> TASK
All entries must be extracted exactly, with nothing added or dropped.
Start INPUT RECORDS
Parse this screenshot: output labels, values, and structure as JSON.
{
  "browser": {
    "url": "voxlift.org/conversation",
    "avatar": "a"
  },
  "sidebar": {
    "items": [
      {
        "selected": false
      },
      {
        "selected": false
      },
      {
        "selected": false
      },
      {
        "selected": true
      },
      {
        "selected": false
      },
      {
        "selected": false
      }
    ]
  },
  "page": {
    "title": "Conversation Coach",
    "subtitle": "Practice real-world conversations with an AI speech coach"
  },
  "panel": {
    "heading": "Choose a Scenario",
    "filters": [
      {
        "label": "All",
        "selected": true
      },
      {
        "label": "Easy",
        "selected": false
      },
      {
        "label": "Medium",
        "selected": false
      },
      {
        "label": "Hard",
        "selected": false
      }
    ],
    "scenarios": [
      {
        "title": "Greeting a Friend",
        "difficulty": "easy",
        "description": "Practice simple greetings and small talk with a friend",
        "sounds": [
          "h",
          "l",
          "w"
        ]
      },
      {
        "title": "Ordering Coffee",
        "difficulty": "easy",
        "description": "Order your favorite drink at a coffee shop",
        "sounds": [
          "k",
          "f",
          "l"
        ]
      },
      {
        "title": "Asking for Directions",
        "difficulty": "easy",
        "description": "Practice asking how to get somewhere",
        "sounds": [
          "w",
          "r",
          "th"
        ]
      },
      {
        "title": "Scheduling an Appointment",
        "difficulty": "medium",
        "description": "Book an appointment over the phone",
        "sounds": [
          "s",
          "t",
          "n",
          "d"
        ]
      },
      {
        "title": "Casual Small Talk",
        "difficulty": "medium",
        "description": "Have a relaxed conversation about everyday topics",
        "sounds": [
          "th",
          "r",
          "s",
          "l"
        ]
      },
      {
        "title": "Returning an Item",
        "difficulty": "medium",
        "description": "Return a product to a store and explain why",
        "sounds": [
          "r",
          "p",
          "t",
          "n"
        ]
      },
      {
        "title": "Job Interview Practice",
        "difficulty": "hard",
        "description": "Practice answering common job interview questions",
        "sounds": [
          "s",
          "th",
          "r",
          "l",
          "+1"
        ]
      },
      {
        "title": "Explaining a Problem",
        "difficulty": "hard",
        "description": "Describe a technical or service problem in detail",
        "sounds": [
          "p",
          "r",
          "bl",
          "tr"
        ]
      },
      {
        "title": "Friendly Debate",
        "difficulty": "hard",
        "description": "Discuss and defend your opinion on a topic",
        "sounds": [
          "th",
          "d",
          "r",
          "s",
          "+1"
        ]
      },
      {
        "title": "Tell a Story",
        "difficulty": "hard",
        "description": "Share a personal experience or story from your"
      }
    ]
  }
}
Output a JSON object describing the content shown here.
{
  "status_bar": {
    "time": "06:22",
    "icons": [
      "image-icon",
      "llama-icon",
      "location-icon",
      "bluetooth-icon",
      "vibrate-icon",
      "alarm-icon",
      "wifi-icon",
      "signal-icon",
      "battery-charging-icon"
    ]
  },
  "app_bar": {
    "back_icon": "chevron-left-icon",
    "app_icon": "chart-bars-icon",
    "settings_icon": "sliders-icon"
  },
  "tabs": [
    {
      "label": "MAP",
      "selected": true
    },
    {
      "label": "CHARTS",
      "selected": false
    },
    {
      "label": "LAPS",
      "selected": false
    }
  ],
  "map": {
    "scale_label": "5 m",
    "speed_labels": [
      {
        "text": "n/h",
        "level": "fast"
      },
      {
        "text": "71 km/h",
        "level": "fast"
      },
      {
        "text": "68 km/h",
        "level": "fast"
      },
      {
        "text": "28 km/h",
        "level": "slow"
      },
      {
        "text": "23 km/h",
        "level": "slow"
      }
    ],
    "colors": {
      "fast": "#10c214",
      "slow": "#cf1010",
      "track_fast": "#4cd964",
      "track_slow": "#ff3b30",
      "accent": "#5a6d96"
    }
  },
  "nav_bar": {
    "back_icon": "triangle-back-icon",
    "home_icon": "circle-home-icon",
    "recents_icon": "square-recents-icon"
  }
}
End INPUT RECORDS
> EXPECTED ANSWER
Parse this screenshot: output labels, values, and structure as JSON.
{
  "browser": {
    "url": "voxlift.org/conversation",
    "avatar": "a"
  },
  "sidebar": {
    "items": [
      {
        "selected": false
      },
      {
        "selected": false
      },
      {
        "selected": false
      },
      {
        "selected": true
      },
      {
        "selected": false
      },
      {
        "selected": false
      }
    ]
  },
  "page": {
    "title": "Conversation Coach",
    "subtitle": "Practice real-world conversations with an AI speech coach"
  },
  "panel": {
    "heading": "Choose a Scenario",
    "filters": [
      {
        "label": "All",
        "selected": true
      },
      {
        "label": "Easy",
        "selected": false
      },
      {
        "label": "Medium",
        "selected": false
      },
      {
        "label": "Hard",
        "selected": false
      }
    ],
    "scenarios": [
      {
        "title": "Greeting a Friend",
        "difficulty": "easy",
        "description": "Practice simple greetings and small talk with a friend",
        "sounds": [
          "h",
          "l",
          "w"
        ]
      },
      {
        "title": "Ordering Coffee",
        "difficulty": "easy",
        "description": "Order your favorite drink at a coffee shop",
        "sounds": [
          "k",
          "f",
          "l"
        ]
      },
      {
        "title": "Asking for Directions",
        "difficulty": "easy",
        "description": "Practice asking how to get somewhere",
        "sounds": [
          "w",
          "r",
          "th"
        ]
      },
      {
        "title": "Scheduling an Appointment",
        "difficulty": "medium",
        "description": "Book an appointment over the phone",
        "sounds": [
          "s",
          "t",
          "n",
          "d"
        ]
      },
      {
        "title": "Casual Small Talk",
        "difficulty": "medium",
        "description": "Have a relaxed conversation about everyday topics",
        "sounds": [
          "th",
          "r",
          "s",
          "l"
        ]
      },
      {
        "title": "Returning an Item",
        "difficulty": "medium",
        "description": "Return a product to a store and explain why",
        "sounds": [
          "r",
          "p",
          "t",
          "n"
        ]
      },
      {
        "title": "Job Interview Practice",
        "difficulty": "hard",
        "description": "Practice answering common job interview questions",
        "sounds": [
          "s",
          "th",
          "r",
          "l",
          "+1"
        ]
      },
      {
        "title": "Explaining a Problem",
        "difficulty": "hard",
        "description": "Describe a technical or service problem in detail",
        "sounds": [
          "p",
          "r",
          "bl",
          "tr"
        ]
      },
      {
        "title": "Friendly Debate",
        "difficulty": "hard",
        "description": "Discuss and defend your opinion on a topic",
        "sounds": [
          "th",
          "d",
          "r",
          "s",
          "+1"
        ]
      },
      {
        "title": "Tell a Story",
        "difficulty": "hard",
        "description": "Share a personal experience or story from your"
      }
    ]
  }
}
Output a JSON object describing the content shown here.
{
  "status_bar": {
    "time": "06:22",
    "icons": [
      "image-icon",
      "llama-icon",
      "location-icon",
      "bluetooth-icon",
      "vibrate-icon",
      "alarm-icon",
      "wifi-icon",
      "signal-icon",
      "battery-charging-icon"
    ]
  },
  "app_bar": {
    "back_icon": "chevron-left-icon",
    "app_icon": "chart-bars-icon",
    "settings_icon": "sliders-icon"
  },
  "tabs": [
    {
      "label": "MAP",
      "selected": true
    },
    {
      "label": "CHARTS",
      "selected": false
    },
    {
      "label": "LAPS",
      "selected": false
    }
  ],
  "map": {
    "scale_label": "5 m",
    "speed_labels": [
      {
        "text": "n/h",
        "level": "fast"
      },
      {
        "text": "71 km/h",
        "level": "fast"
      },
      {
        "text": "68 km/h",
        "level": "fast"
      },
      {
        "text": "28 km/h",
        "level": "slow"
      },
      {
        "text": "23 km/h",
        "level": "slow"
      }
    ],
    "colors": {
      "fast": "#10c214",
      "slow": "#cf1010",
      "track_fast": "#4cd964",
      "track_slow": "#ff3b30",
      "accent": "#5a6d96"
    }
  },
  "nav_bar": {
    "back_icon": "triangle-back-icon",
    "home_icon": "circle-home-icon",
    "recents_icon": "square-recents-icon"
  }
}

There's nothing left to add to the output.